## YOUR OBJECTIVE:
Scan the listing below. Report each line that includes "JSON".

Data items
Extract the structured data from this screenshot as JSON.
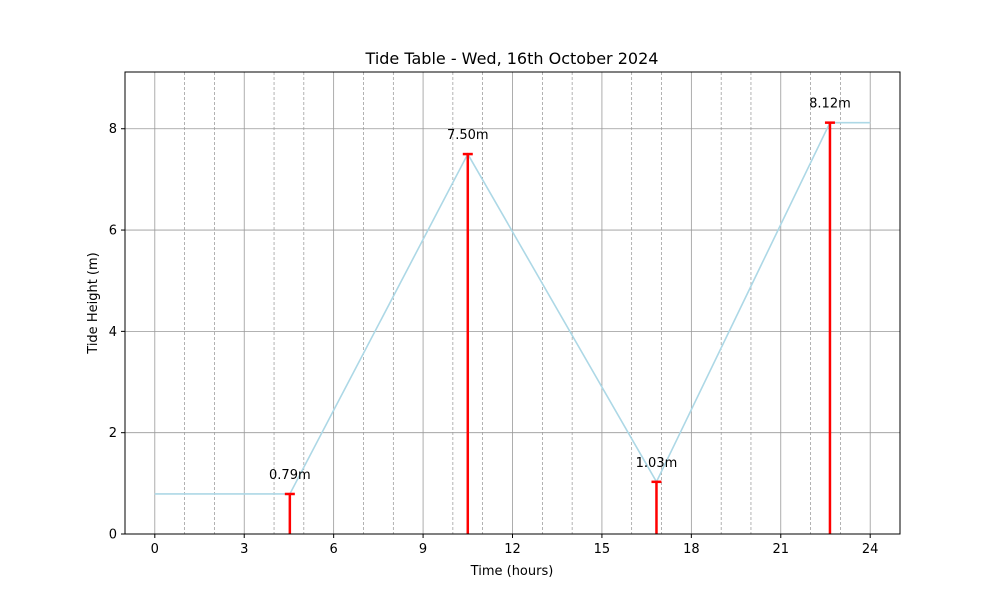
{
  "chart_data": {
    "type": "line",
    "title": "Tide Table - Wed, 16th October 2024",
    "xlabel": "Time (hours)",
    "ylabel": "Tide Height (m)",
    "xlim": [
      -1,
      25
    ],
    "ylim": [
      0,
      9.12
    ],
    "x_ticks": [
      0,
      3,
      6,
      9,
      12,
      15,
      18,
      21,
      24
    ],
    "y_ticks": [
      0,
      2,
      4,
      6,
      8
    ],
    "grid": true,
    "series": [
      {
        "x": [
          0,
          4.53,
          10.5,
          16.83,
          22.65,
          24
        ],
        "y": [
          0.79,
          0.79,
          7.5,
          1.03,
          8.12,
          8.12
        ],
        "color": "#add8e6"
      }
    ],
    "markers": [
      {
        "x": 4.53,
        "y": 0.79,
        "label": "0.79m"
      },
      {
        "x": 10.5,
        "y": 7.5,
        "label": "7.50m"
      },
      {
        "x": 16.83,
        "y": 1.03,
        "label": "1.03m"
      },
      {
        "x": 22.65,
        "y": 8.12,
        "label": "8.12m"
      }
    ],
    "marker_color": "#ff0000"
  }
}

* * *

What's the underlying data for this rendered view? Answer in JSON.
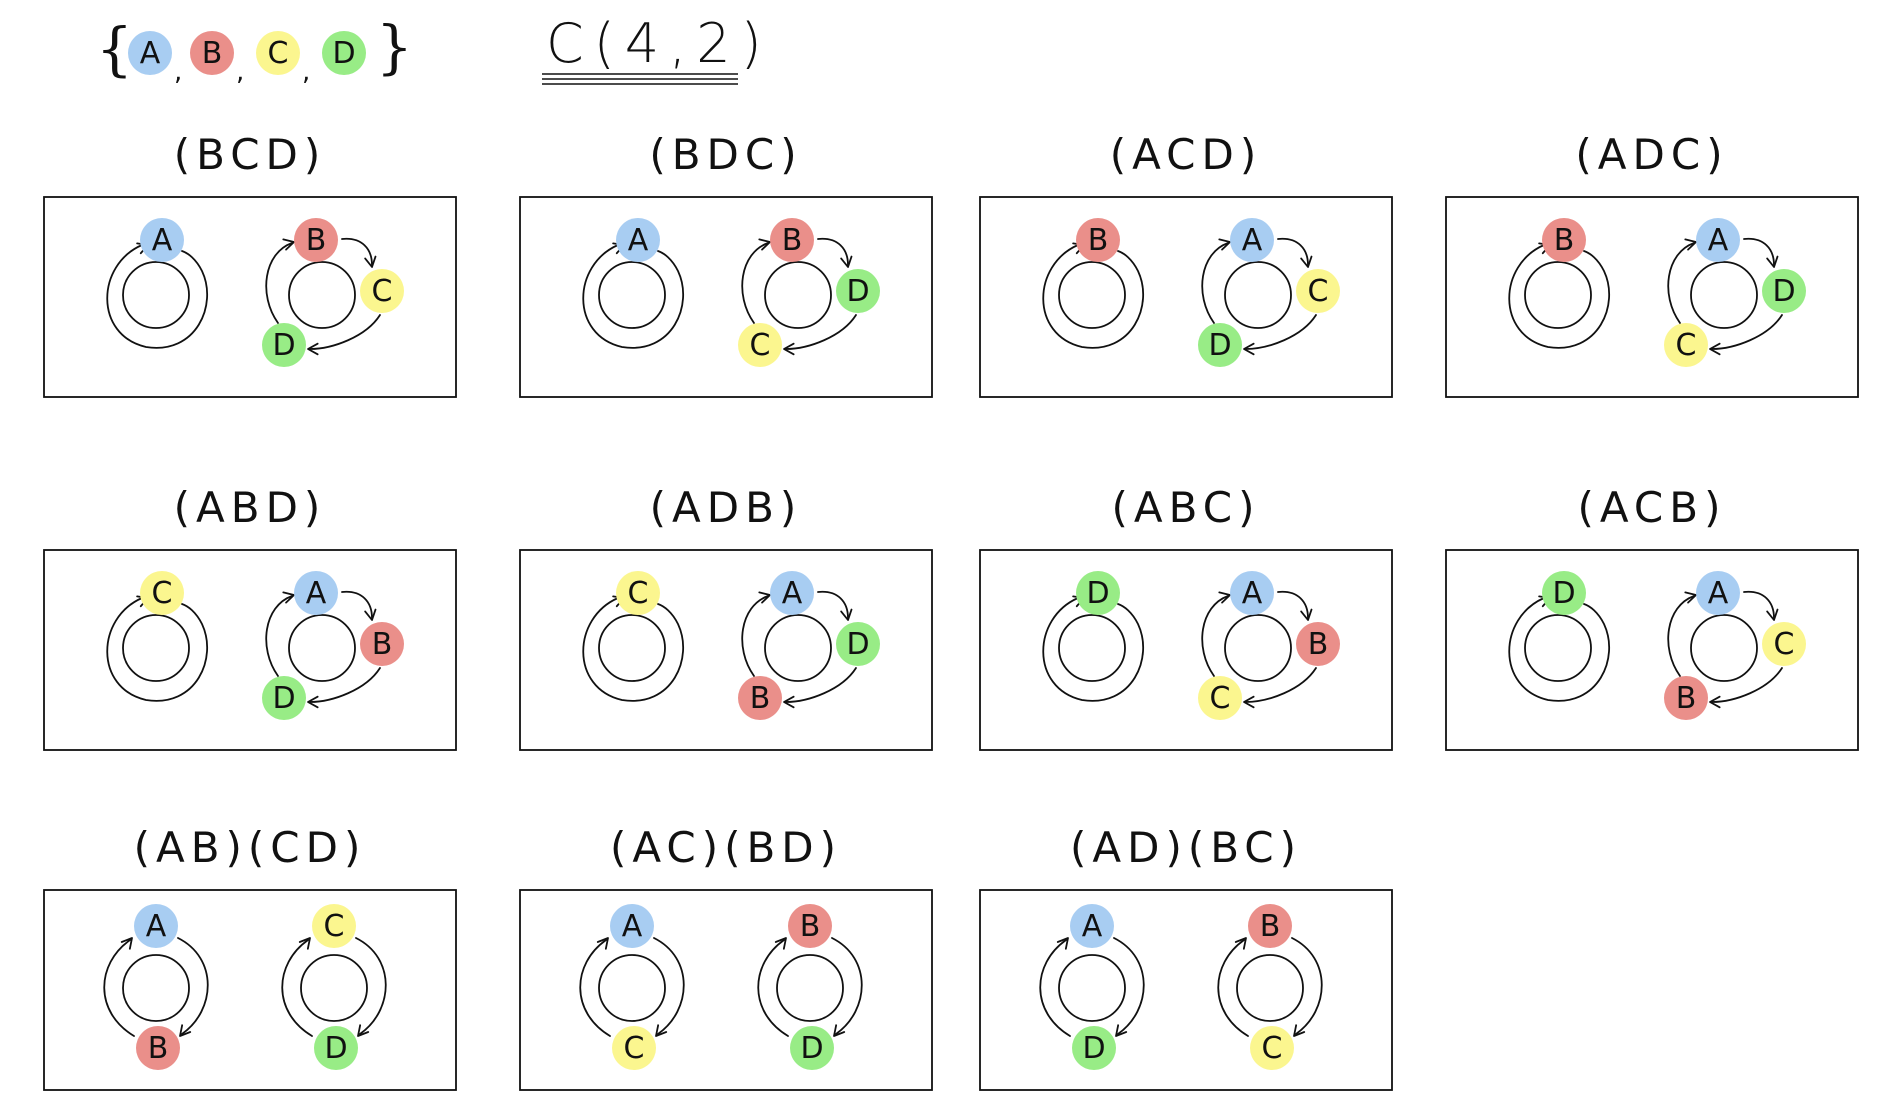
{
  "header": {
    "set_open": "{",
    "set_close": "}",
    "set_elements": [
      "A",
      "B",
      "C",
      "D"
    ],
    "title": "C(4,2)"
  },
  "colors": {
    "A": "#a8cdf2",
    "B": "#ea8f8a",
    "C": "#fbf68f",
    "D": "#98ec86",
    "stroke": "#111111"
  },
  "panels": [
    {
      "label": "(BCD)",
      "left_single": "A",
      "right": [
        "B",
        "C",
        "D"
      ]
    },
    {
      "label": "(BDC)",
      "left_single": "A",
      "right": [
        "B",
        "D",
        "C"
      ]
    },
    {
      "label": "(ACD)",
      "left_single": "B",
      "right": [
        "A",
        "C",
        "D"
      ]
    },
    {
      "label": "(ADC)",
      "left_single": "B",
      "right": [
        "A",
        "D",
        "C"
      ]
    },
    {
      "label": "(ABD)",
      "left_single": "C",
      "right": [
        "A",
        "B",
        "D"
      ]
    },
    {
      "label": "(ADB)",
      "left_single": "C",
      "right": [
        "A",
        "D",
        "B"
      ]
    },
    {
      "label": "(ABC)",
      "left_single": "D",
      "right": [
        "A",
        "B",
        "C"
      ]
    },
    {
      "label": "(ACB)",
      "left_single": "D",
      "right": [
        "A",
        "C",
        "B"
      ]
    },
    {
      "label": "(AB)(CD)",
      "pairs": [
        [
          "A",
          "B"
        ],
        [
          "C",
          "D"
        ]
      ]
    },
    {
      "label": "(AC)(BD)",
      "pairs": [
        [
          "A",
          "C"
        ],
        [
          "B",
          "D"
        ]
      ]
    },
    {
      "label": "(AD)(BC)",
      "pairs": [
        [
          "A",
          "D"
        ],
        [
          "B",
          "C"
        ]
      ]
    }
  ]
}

## WRITTEN SOLUTION:
Extract the structured data from this screenshot as JSON.
What's the underlying data for this rendered view? Answer in JSON.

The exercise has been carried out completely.